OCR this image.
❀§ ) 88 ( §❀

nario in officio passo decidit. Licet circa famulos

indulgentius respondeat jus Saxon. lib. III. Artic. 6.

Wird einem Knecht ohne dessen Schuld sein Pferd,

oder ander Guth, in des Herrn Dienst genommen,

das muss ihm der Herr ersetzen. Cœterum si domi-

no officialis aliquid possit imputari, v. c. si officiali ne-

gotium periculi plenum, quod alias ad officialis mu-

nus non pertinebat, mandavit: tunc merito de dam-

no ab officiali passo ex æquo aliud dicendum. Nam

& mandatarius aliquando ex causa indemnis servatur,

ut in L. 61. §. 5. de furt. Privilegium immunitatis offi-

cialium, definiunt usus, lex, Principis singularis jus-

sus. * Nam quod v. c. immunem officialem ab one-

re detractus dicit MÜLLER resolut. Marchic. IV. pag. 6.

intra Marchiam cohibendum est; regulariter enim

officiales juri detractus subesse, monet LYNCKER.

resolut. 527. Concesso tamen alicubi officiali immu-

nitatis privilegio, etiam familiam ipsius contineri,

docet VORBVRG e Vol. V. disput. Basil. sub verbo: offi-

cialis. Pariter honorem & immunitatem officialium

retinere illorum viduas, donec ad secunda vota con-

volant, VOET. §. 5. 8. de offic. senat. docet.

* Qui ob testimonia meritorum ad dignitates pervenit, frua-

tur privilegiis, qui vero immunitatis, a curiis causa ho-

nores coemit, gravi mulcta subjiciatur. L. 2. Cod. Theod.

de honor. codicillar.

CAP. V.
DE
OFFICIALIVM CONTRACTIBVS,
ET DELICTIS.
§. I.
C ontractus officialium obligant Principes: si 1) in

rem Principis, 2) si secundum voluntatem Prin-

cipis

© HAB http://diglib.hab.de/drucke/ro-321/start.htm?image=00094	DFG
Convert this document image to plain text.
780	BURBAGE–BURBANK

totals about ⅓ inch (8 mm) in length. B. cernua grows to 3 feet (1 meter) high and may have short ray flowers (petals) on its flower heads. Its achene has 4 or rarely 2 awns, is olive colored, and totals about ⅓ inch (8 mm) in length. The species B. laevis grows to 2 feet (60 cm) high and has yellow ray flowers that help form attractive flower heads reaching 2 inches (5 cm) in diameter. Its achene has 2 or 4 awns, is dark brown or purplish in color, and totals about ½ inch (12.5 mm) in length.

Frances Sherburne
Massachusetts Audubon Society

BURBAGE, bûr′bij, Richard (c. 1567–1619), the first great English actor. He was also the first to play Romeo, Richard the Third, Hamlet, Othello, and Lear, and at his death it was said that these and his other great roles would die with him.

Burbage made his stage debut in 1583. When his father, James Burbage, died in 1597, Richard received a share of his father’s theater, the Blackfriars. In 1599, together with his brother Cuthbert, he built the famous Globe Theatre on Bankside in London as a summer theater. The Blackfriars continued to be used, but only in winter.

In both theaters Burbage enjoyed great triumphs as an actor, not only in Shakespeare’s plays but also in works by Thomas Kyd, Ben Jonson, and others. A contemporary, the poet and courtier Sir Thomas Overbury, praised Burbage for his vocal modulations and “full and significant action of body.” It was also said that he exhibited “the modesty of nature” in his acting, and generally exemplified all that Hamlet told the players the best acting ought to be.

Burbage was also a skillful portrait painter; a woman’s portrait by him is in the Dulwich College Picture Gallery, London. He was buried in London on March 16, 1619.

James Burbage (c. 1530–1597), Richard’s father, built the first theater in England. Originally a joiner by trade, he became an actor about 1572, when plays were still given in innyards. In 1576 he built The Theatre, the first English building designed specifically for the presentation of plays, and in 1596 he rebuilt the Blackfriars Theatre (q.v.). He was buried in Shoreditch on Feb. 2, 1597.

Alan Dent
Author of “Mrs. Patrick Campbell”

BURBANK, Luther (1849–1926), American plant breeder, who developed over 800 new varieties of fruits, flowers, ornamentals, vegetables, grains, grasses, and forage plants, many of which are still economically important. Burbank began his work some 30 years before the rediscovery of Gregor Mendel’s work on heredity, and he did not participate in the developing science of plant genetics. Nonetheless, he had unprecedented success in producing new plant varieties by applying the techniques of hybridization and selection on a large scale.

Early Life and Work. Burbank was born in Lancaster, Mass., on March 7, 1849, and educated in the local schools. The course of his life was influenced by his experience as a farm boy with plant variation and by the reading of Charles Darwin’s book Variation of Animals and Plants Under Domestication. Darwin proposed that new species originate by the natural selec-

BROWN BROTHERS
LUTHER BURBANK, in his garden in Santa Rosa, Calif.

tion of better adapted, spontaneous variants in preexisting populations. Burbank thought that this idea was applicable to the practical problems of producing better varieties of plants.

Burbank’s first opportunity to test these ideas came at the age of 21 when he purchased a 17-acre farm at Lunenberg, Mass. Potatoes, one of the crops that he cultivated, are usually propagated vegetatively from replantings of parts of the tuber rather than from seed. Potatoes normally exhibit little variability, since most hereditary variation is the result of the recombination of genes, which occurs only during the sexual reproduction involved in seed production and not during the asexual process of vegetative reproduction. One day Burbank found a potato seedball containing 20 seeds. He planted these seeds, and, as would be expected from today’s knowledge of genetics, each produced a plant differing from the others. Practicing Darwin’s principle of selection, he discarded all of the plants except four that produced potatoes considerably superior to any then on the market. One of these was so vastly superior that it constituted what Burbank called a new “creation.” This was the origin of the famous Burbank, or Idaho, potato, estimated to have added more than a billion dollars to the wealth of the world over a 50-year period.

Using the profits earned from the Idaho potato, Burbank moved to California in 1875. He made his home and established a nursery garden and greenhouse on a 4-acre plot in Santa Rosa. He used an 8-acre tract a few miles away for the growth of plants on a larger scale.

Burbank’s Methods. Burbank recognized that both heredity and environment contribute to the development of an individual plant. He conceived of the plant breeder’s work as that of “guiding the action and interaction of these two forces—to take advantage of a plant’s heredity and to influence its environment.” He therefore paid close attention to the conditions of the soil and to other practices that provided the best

+ + + +

BRIEF — Lines of the material that contain the word "garden" are to be gathered.

ANSWER SPACE —
LUTHER BURBANK, in his garden in Santa Rosa, Calif.
Using the profits earned from the Idaho potato, Burbank moved to California in 1875. He made his home and established a nursery garden and greenhouse on a 4-acre plot in Santa Rosa. He used an 8-acre tract a few miles away for the growth of plants on a larger scale.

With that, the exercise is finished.